* [DIRECTIVE]: Replace "chevron-down-icon" with "caret-down-icon" in the stretch of the material from the line containing "sidebar-item-pengguna[interactable]: Pengguna [0, 672, 319, 737]" through the line containing "column-header[interactable]: Min. Stok", and reproduce only those lines with every other detail unchanged.

* [DATA EXCERPTS]:
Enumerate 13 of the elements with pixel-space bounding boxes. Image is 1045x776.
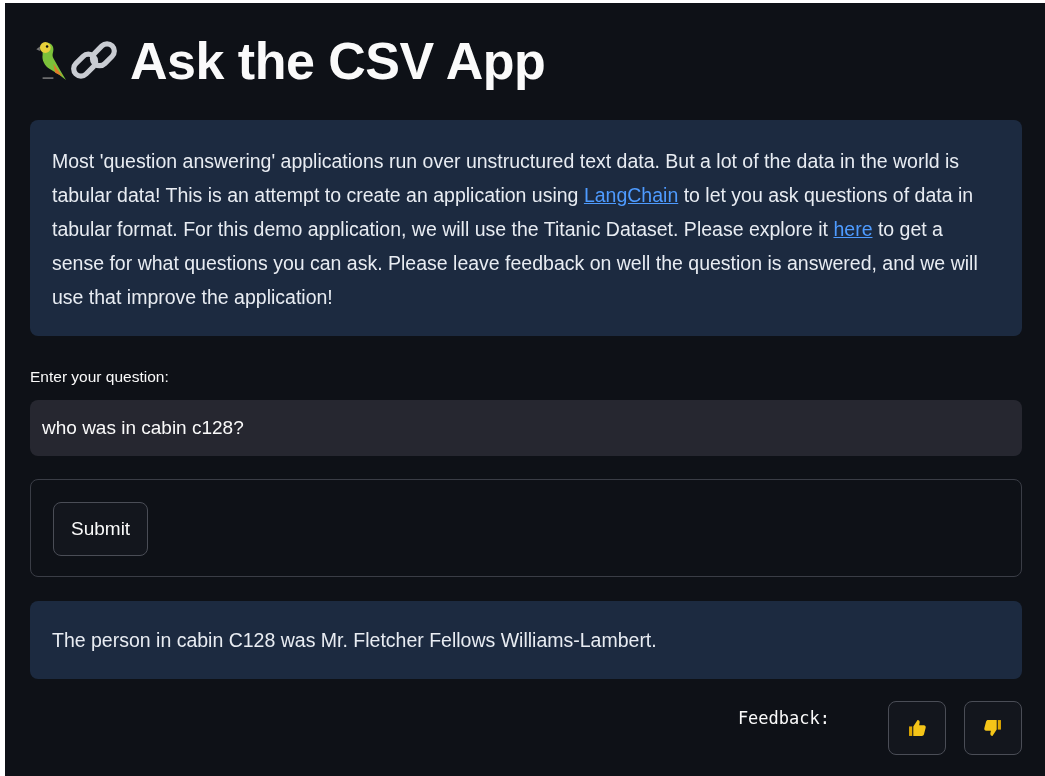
field-label: Enter your question:: [30, 368, 170, 387]
intro-paragraph: Most 'question answering' applications run over unstructured text data. But a lot of the data in the world is tabular data! This is an attempt to create an application using LangChain to let you ask questions of data in tabular format. For this demo application, we will use the Titanic Dataset. Please explore it here to get a sense for what questions you can ask. Please leave feedback on well the question is answered, and we will use that improve the application!: [52, 149, 979, 310]
page-title: Ask the CSV App: [130, 30, 546, 91]
link[interactable]: LangChain: [583, 184, 679, 206]
thumbs-up-icon: [908, 719, 926, 737]
thumbs-up-button[interactable]: [888, 701, 946, 755]
answer-text: The person in cabin C128 was Mr. Fletcher Fellows Williams-Lambert.: [52, 628, 657, 652]
thumbs-down-button[interactable]: [964, 701, 1022, 755]
link[interactable]: here: [833, 218, 873, 240]
submit-button[interactable]: Submit: [53, 502, 149, 556]
question-field[interactable]: who was in cabin c128?: [30, 400, 1022, 456]
thumbs-down-icon: [984, 719, 1002, 737]
feedback-label: Feedback:: [737, 708, 830, 728]
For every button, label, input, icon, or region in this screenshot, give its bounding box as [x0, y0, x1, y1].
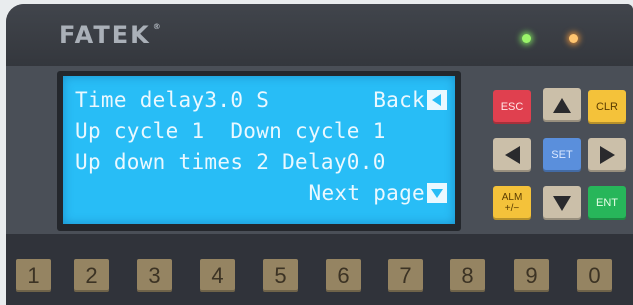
top-strip: FATEK ®	[6, 4, 633, 66]
number-key-8[interactable]: 8	[450, 259, 485, 292]
alm-label: ALM	[501, 192, 523, 203]
esc-button[interactable]: ESC	[493, 90, 531, 124]
alm-sub-label: +/−	[504, 203, 520, 214]
number-key-1[interactable]: 1	[16, 259, 51, 292]
clr-button[interactable]: CLR	[588, 90, 626, 124]
set-button[interactable]: SET	[543, 138, 581, 172]
lcd-screen: Time delay3.0 S Back Up cycle 1 Down cyc…	[63, 76, 455, 224]
next-page-label: Next page	[308, 181, 425, 205]
down-arrow-icon	[553, 195, 571, 211]
number-key-2[interactable]: 2	[74, 259, 109, 292]
back-arrow-icon	[427, 90, 447, 110]
number-key-0[interactable]: 0	[577, 259, 612, 292]
lcd-line-1: Time delay3.0 S	[75, 88, 270, 112]
number-key-5[interactable]: 5	[263, 259, 298, 292]
left-arrow-icon	[504, 146, 520, 164]
orange-led-indicator	[569, 34, 578, 43]
left-button[interactable]	[493, 138, 531, 172]
right-arrow-icon	[599, 146, 615, 164]
lcd-bezel: Time delay3.0 S Back Up cycle 1 Down cyc…	[57, 71, 461, 231]
next-page-arrow-icon	[427, 183, 447, 203]
alm-button[interactable]: ALM +/−	[493, 186, 531, 220]
up-button[interactable]	[543, 88, 581, 122]
number-key-7[interactable]: 7	[388, 259, 423, 292]
hmi-device: FATEK ® Time delay3.0 S Back Up cycle 1 D…	[6, 4, 633, 305]
back-link[interactable]: Back	[373, 88, 447, 112]
control-panel: Time delay3.0 S Back Up cycle 1 Down cyc…	[6, 66, 633, 234]
number-key-3[interactable]: 3	[137, 259, 172, 292]
brand-name: FATEK	[59, 21, 151, 49]
back-label: Back	[373, 88, 425, 112]
brand-logo: FATEK ®	[59, 21, 161, 49]
ent-button[interactable]: ENT	[588, 186, 626, 220]
lcd-line-2: Up cycle 1 Down cycle 1	[75, 119, 386, 143]
up-arrow-icon	[553, 97, 571, 113]
registered-mark: ®	[152, 22, 161, 31]
number-key-4[interactable]: 4	[200, 259, 235, 292]
number-key-row: 1 2 3 4 5 6 7 8 9 0	[6, 234, 633, 305]
number-key-9[interactable]: 9	[514, 259, 549, 292]
next-page-link[interactable]: Next page	[308, 181, 447, 205]
right-button[interactable]	[588, 138, 626, 172]
green-led-indicator	[522, 34, 531, 43]
number-key-6[interactable]: 6	[326, 259, 361, 292]
down-button[interactable]	[543, 186, 581, 220]
lcd-line-3: Up down times 2 Delay0.0	[75, 150, 386, 174]
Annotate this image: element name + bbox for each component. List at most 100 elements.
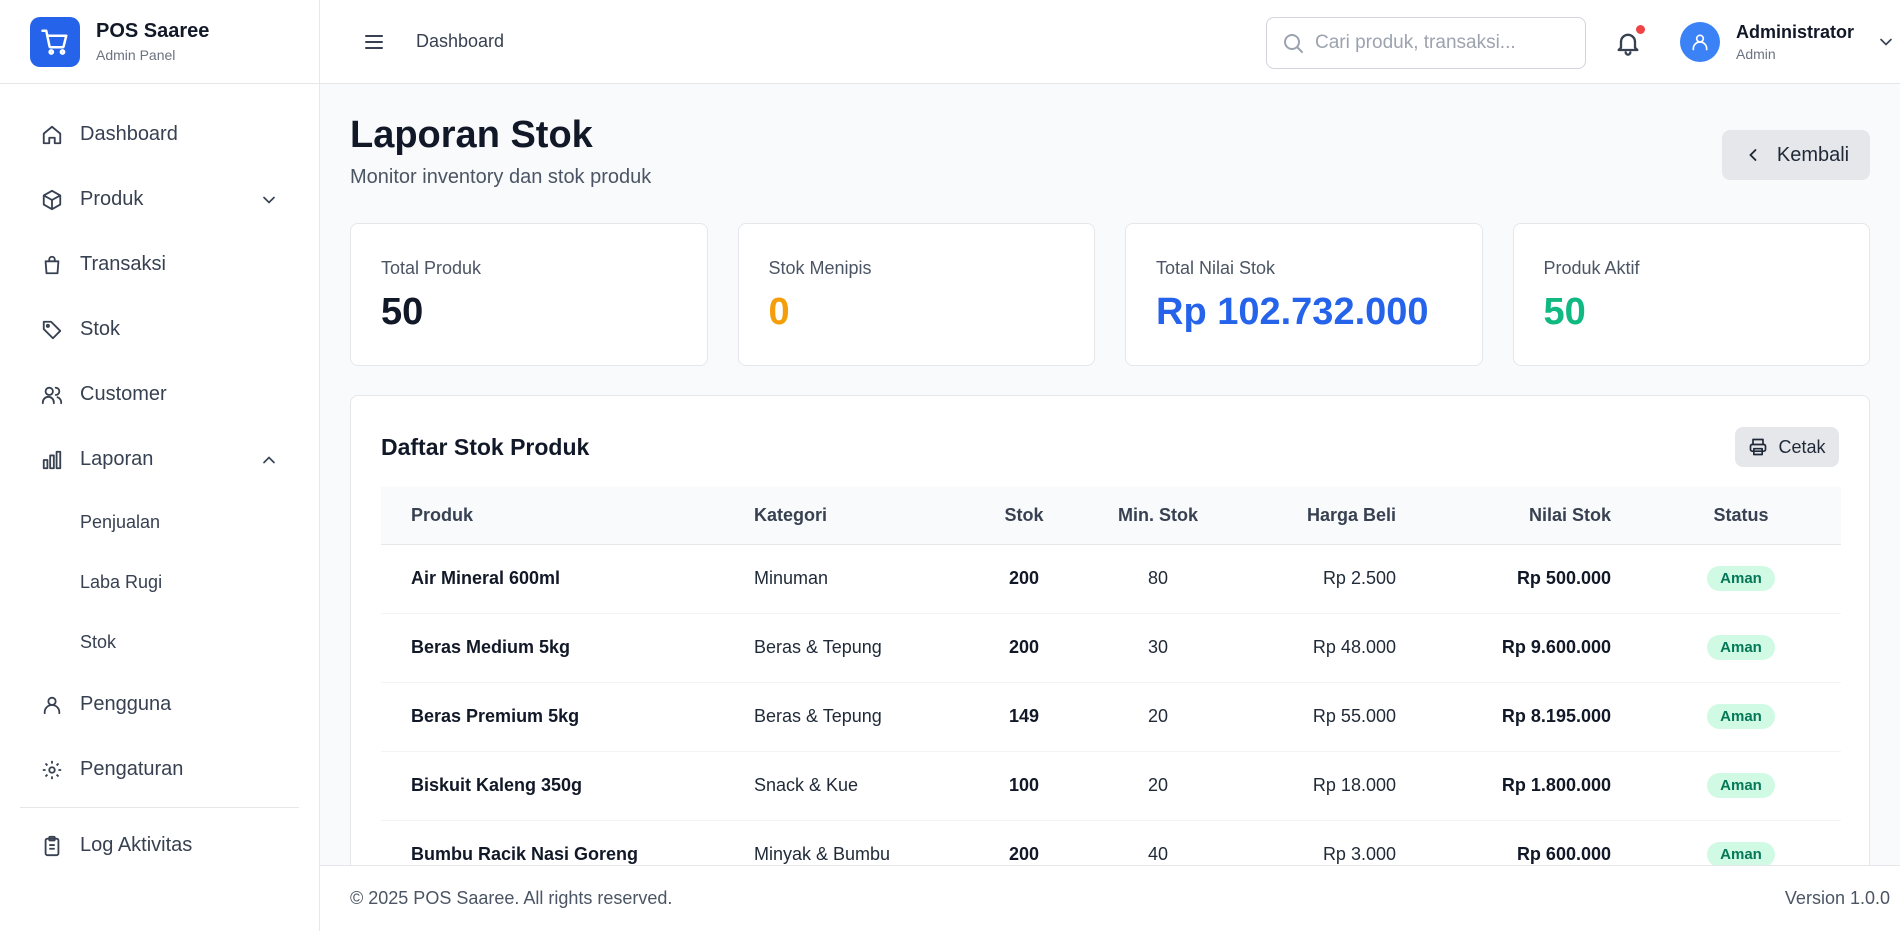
sidebar-item-pengguna[interactable]: Pengguna [0, 672, 319, 737]
column-header[interactable]: Produk [381, 487, 724, 544]
chevron-left-icon [1749, 149, 1757, 161]
cell-min-stok: 30 [1147, 637, 1169, 657]
chevron-down-icon [263, 196, 275, 204]
column-header[interactable]: Min. Stok [1084, 487, 1232, 544]
cell-kategori: Snack & Kue [754, 775, 859, 795]
bar-chart-icon [40, 448, 64, 472]
stat-card-total-nilai-stok: Total Nilai Stok Rp 102.732.000 [1125, 223, 1483, 366]
stock-table-card: Daftar Stok Produk Cetak Produk Kategori… [350, 395, 1870, 925]
cell-produk: Beras Premium 5kg [411, 706, 580, 726]
status-badge: Aman [1707, 842, 1775, 867]
page-subtitle: Monitor inventory dan stok produk [350, 166, 652, 188]
column-header[interactable]: Stok [964, 487, 1084, 544]
cell-stok: 200 [1008, 568, 1040, 588]
users-icon [40, 383, 64, 407]
avatar [1680, 22, 1720, 62]
table-header-row: Produk Kategori Stok Min. Stok Harga Bel… [381, 487, 1841, 544]
stat-value: 50 [381, 291, 424, 333]
top-header: Dashboard Administrator Admin [320, 0, 1900, 84]
sidebar-item-produk[interactable]: Produk [0, 167, 319, 232]
shopping-bag-icon [40, 253, 64, 277]
brand-subtitle: Admin Panel [96, 47, 176, 63]
cell-min-stok: 20 [1147, 775, 1169, 795]
cell-produk: Biskuit Kaleng 350g [411, 775, 583, 795]
stat-label: Total Nilai Stok [1156, 258, 1276, 278]
cell-nilai-stok: Rp 1.800.000 [1501, 775, 1611, 795]
user-name: Administrator [1736, 22, 1855, 42]
stat-card-stok-menipis: Stok Menipis 0 [737, 223, 1095, 366]
printer-icon [1750, 438, 1767, 456]
sidebar-item-label: Pengaturan [80, 758, 184, 780]
sidebar-item-pengaturan[interactable]: Pengaturan [0, 737, 319, 802]
column-header[interactable]: Status [1641, 487, 1841, 544]
search-input[interactable] [1315, 32, 1565, 54]
sidebar-item-customer[interactable]: Customer [0, 362, 319, 427]
cell-produk: Beras Medium 5kg [411, 637, 571, 657]
stat-card-total-produk: Total Produk 50 [350, 223, 708, 366]
cell-min-stok: 80 [1147, 568, 1169, 588]
cell-kategori: Beras & Tepung [754, 706, 882, 726]
stat-label: Stok Menipis [768, 258, 872, 278]
print-button[interactable]: Cetak [1735, 427, 1839, 467]
table-row[interactable]: Air Mineral 600ml Minuman 200 80 Rp 2.50… [381, 544, 1841, 613]
footer-copyright: © 2025 POS Saaree. All rights reserved. [350, 888, 673, 908]
brand-name: POS Saaree [96, 20, 210, 42]
header-breadcrumb: Dashboard [416, 31, 505, 51]
sidebar-divider [20, 807, 299, 808]
column-header[interactable]: Nilai Stok [1426, 487, 1641, 544]
sidebar-item-dashboard[interactable]: Dashboard [0, 102, 319, 167]
sidebar-nav: Dashboard Produk Transaksi Stok Customer… [0, 84, 319, 878]
sidebar-subitem-laba-rugi[interactable]: Laba Rugi [0, 552, 319, 612]
sidebar-item-label: Laporan [80, 448, 154, 470]
table-row[interactable]: Biskuit Kaleng 350g Snack & Kue 100 20 R… [381, 751, 1841, 820]
table-row[interactable]: Beras Premium 5kg Beras & Tepung 149 20 … [381, 682, 1841, 751]
sidebar-item-label: Stok [80, 318, 121, 340]
sidebar-item-stok[interactable]: Stok [0, 297, 319, 362]
card-title: Daftar Stok Produk [381, 434, 590, 460]
cell-harga-beli: Rp 18.000 [1312, 775, 1396, 795]
main-content: Laporan Stok Monitor inventory dan stok … [320, 84, 1900, 925]
cell-produk: Air Mineral 600ml [411, 568, 561, 588]
sidebar-item-laporan[interactable]: Laporan [0, 427, 319, 492]
status-badge: Aman [1707, 566, 1775, 591]
sidebar-item-label: Log Aktivitas [80, 834, 193, 856]
sidebar-subitem-stok[interactable]: Stok [0, 612, 319, 672]
print-button-label: Cetak [1778, 436, 1826, 457]
status-badge: Aman [1707, 704, 1775, 729]
cell-harga-beli: Rp 48.000 [1312, 637, 1396, 657]
cell-nilai-stok: Rp 9.600.000 [1501, 637, 1611, 657]
search-box[interactable] [1266, 17, 1586, 69]
footer: © 2025 POS Saaree. All rights reserved. … [320, 865, 1900, 931]
table-row[interactable]: Beras Medium 5kg Beras & Tepung 200 30 R… [381, 613, 1841, 682]
stat-value: 50 [1543, 291, 1586, 333]
cell-nilai-stok: Rp 500.000 [1516, 568, 1611, 588]
cell-harga-beli: Rp 55.000 [1312, 706, 1396, 726]
cell-stok: 100 [1008, 775, 1040, 795]
user-menu[interactable]: Administrator Admin [1680, 22, 1896, 62]
column-header[interactable]: Kategori [724, 487, 964, 544]
stat-value: 0 [768, 291, 790, 333]
page-title: Laporan Stok [350, 114, 593, 156]
cell-kategori: Beras & Tepung [754, 637, 882, 657]
cell-stok: 200 [1008, 637, 1040, 657]
user-icon [1692, 34, 1708, 51]
sidebar-item-label: Produk [80, 188, 144, 210]
sidebar: POS Saaree Admin Panel Dashboard Produk … [0, 0, 320, 931]
sidebar-item-log-aktivitas[interactable]: Log Aktivitas [0, 813, 319, 878]
search-icon [1284, 34, 1303, 53]
menu-icon[interactable] [362, 30, 386, 54]
tag-icon [40, 318, 64, 342]
footer-version: Version 1.0.0 [1784, 888, 1890, 908]
cell-kategori: Minuman [754, 568, 829, 588]
cell-harga-beli: Rp 2.500 [1322, 568, 1396, 588]
chevron-up-icon [263, 455, 275, 463]
sidebar-item-transaksi[interactable]: Transaksi [0, 232, 319, 297]
cell-stok: 149 [1008, 706, 1040, 726]
column-header[interactable]: Harga Beli [1232, 487, 1426, 544]
stock-table: Produk Kategori Stok Min. Stok Harga Bel… [381, 487, 1841, 890]
sidebar-subitem-penjualan[interactable]: Penjualan [0, 492, 319, 552]
box-icon [40, 188, 64, 212]
brand[interactable]: POS Saaree Admin Panel [0, 0, 319, 84]
back-button[interactable]: Kembali [1722, 130, 1870, 180]
stat-card-produk-aktif: Produk Aktif 50 [1512, 223, 1870, 366]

* [EXERCISE OUTPUT]:
sidebar-item-pengguna[interactable]: Pengguna [0, 672, 319, 737]
column-header[interactable]: Produk [381, 487, 724, 544]
chevron-left-icon [1749, 149, 1757, 161]
cell-min-stok: 30 [1147, 637, 1169, 657]
caret-down-icon [263, 196, 275, 204]
column-header[interactable]: Min. Stok [1084, 487, 1232, 544]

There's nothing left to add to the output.